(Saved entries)

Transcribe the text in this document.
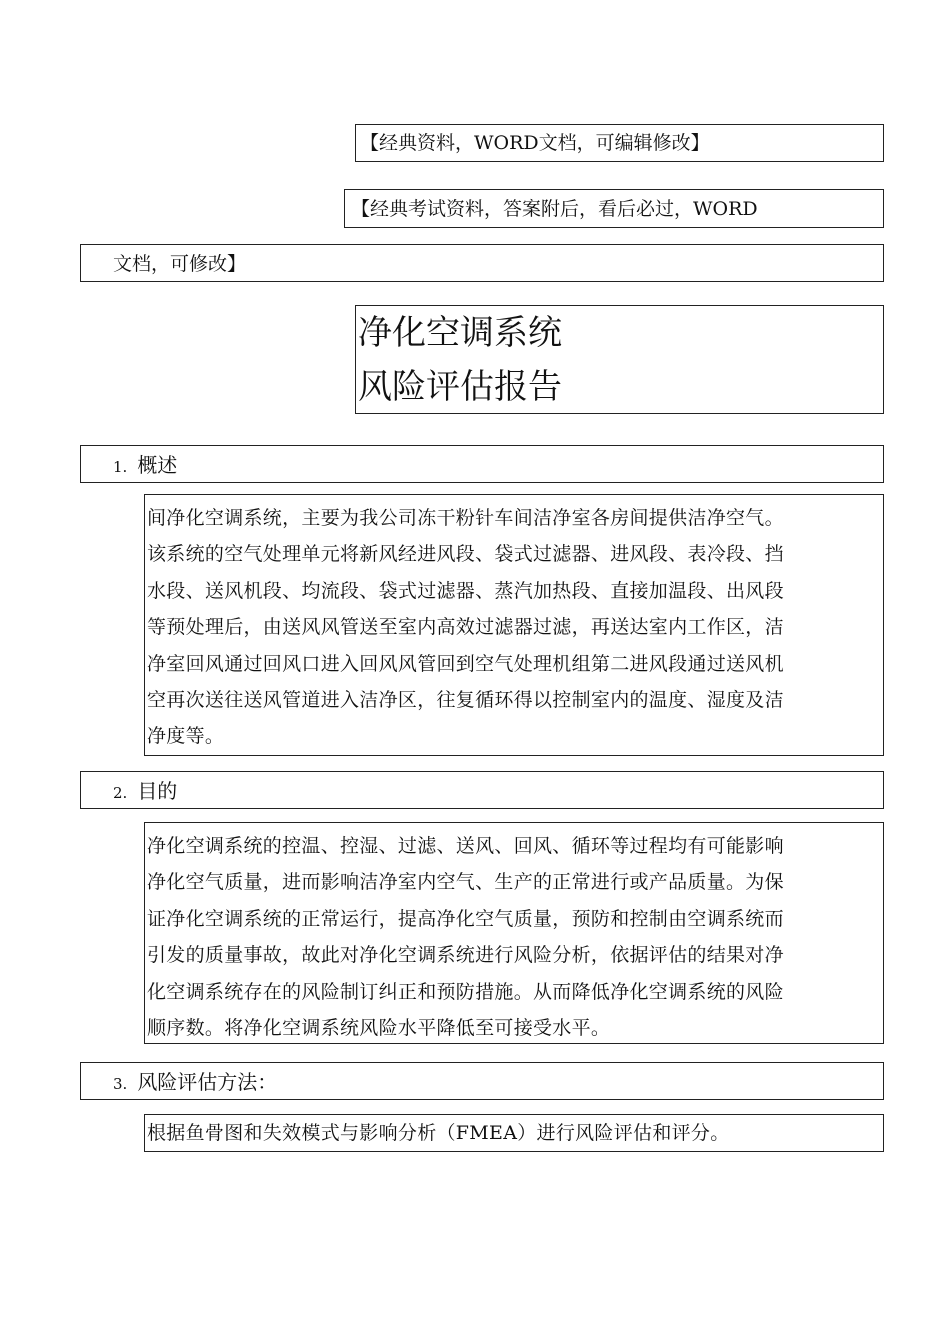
【经典资料，WORD文档，可编辑修改】
【经典考试资料，答案附后，看后必过，WORD
文档，可修改】
净化空调系统
风险评估报告
1. 概述
间净化空调系统，主要为我公司冻干粉针车间洁净室各房间提供洁净空气。
该系统的空气处理单元将新风经进风段、袋式过滤器、进风段、表冷段、挡
水段、送风机段、均流段、袋式过滤器、蒸汽加热段、直接加温段、出风段
等预处理后，由送风风管送至室内高效过滤器过滤，再送达室内工作区，洁
净室回风通过回风口进入回风风管回到空气处理机组第二进风段通过送风机
空再次送往送风管道进入洁净区，往复循环得以控制室内的温度、湿度及洁
净度等。
2. 目的
净化空调系统的控温、控湿、过滤、送风、回风、循环等过程均有可能影响
净化空气质量，进而影响洁净室内空气、生产的正常进行或产品质量。为保
证净化空调系统的正常运行，提高净化空气质量，预防和控制由空调系统而
引发的质量事故，故此对净化空调系统进行风险分析，依据评估的结果对净
化空调系统存在的风险制订纠正和预防措施。从而降低净化空调系统的风险
顺序数。将净化空调系统风险水平降低至可接受水平。
3. 风险评估方法：
根据鱼骨图和失效模式与影响分析（FMEA）进行风险评估和评分。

* _WRITTEN INSTRUCTION_:
In the records above, collect each line with "袋式过滤器".

* _ANSWER FOR THE TASK_:
该系统的空气处理单元将新风经进风段、袋式过滤器、进风段、表冷段、挡
水段、送风机段、均流段、袋式过滤器、蒸汽加热段、直接加温段、出风段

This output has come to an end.